> **Task requirements**
Without the images, output each record below as it stands.

/---

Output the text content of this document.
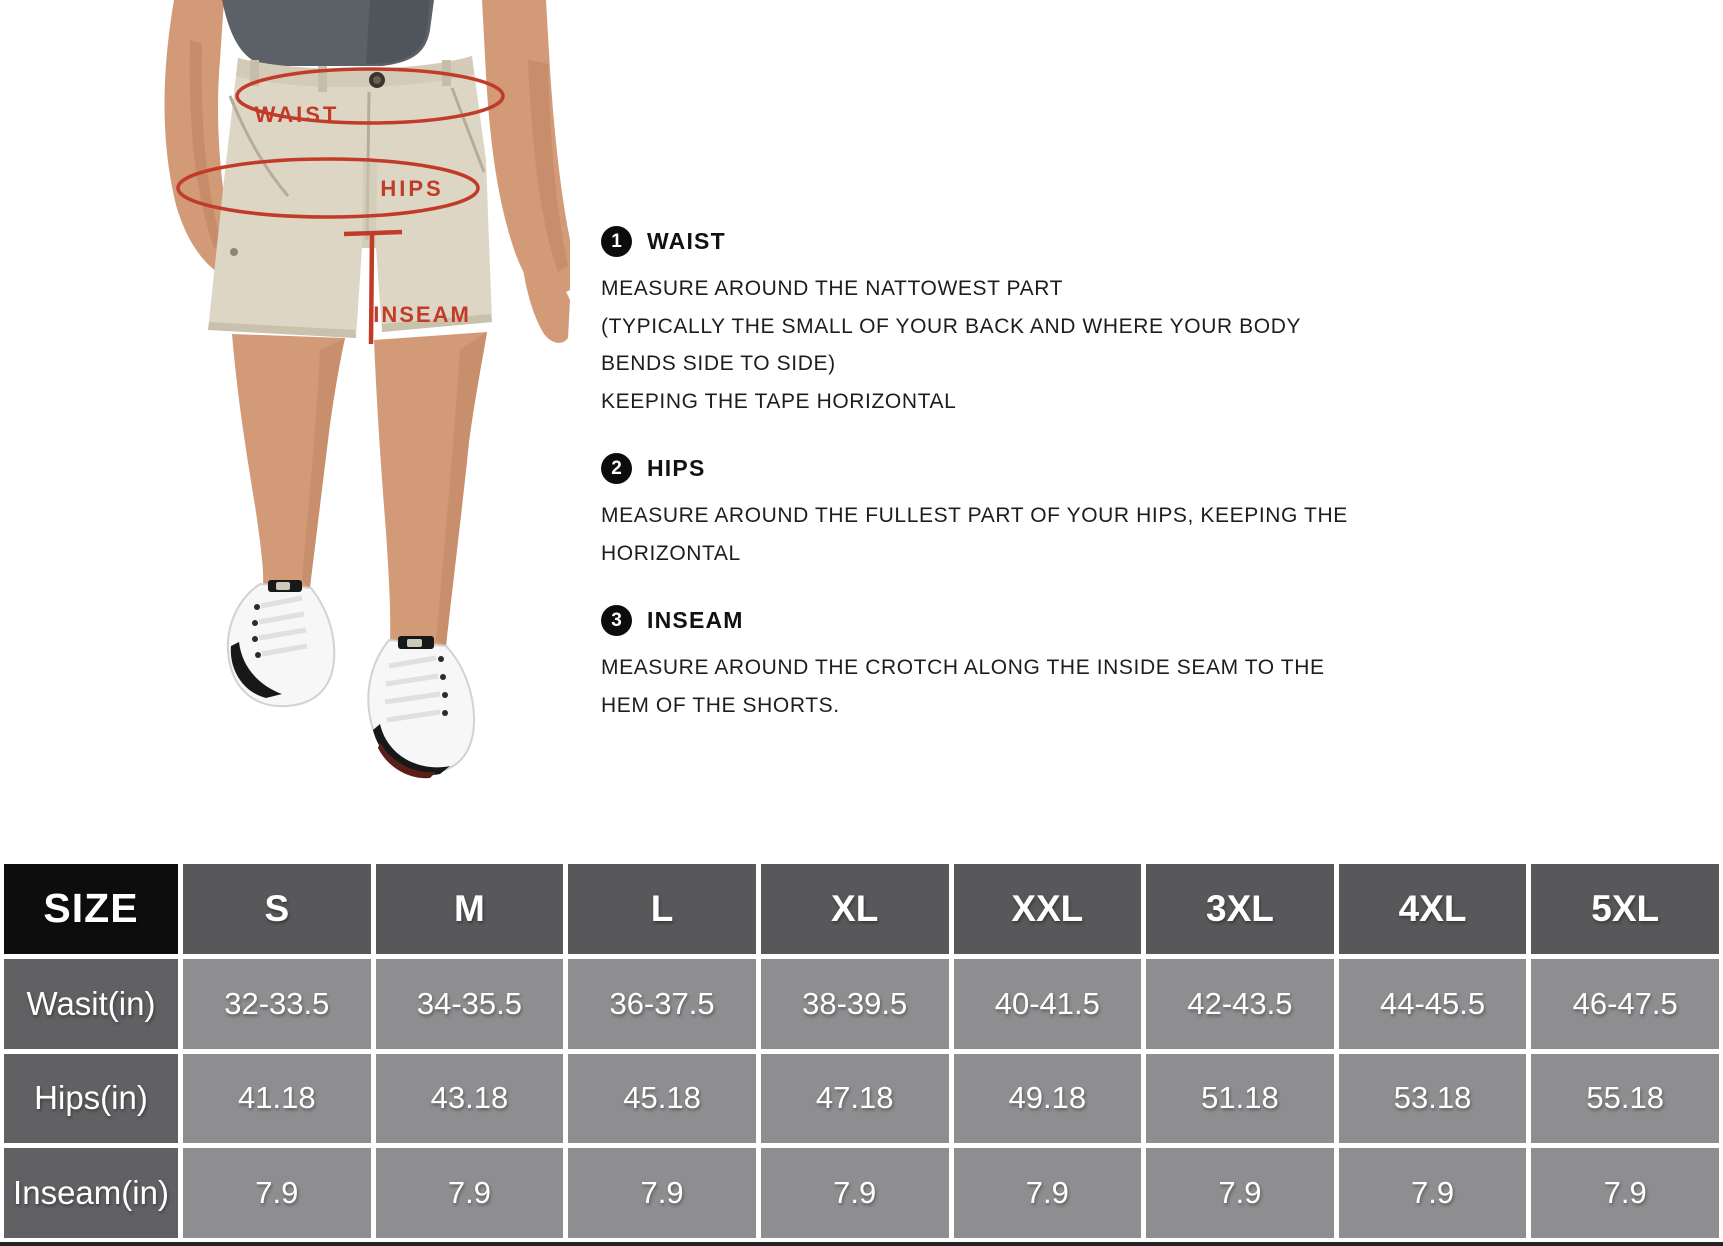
WAIST
HIPS
INSEAM
1	WAIST
MEASURE AROUND THE NATTOWEST PART
(TYPICALLY THE SMALL OF YOUR BACK AND WHERE YOUR BODY
BENDS SIDE TO SIDE)
KEEPING THE TAPE HORIZONTAL
2	HIPS
MEASURE AROUND THE FULLEST PART OF YOUR HIPS, KEEPING THE
HORIZONTAL
3	INSEAM
MEASURE AROUND THE CROTCH ALONG THE INSIDE SEAM TO THE
HEM OF THE SHORTS.
SIZE	S	M	L	XL	XXL	3XL	4XL	5XL
Wasit(in)	32-33.5	34-35.5	36-37.5	38-39.5	40-41.5	42-43.5	44-45.5	46-47.5
Hips(in)	41.18	43.18	45.18	47.18	49.18	51.18	53.18	55.18
Inseam(in)	7.9	7.9	7.9	7.9	7.9	7.9	7.9	7.9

\---

> **Solution to the problem**
Output the text content of this document.
WAIST
HIPS
INSEAM
1	WAIST
MEASURE AROUND THE NATTOWEST PART
(TYPICALLY THE SMALL OF YOUR BACK AND WHERE YOUR BODY
BENDS SIDE TO SIDE)
KEEPING THE TAPE HORIZONTAL
2	HIPS
MEASURE AROUND THE FULLEST PART OF YOUR HIPS, KEEPING THE
HORIZONTAL
3	INSEAM
MEASURE AROUND THE CROTCH ALONG THE INSIDE SEAM TO THE
HEM OF THE SHORTS.
SIZE	S	M	L	XL	XXL	3XL	4XL	5XL
Wasit(in)	32-33.5	34-35.5	36-37.5	38-39.5	40-41.5	42-43.5	44-45.5	46-47.5
Hips(in)	41.18	43.18	45.18	47.18	49.18	51.18	53.18	55.18
Inseam(in)	7.9	7.9	7.9	7.9	7.9	7.9	7.9	7.9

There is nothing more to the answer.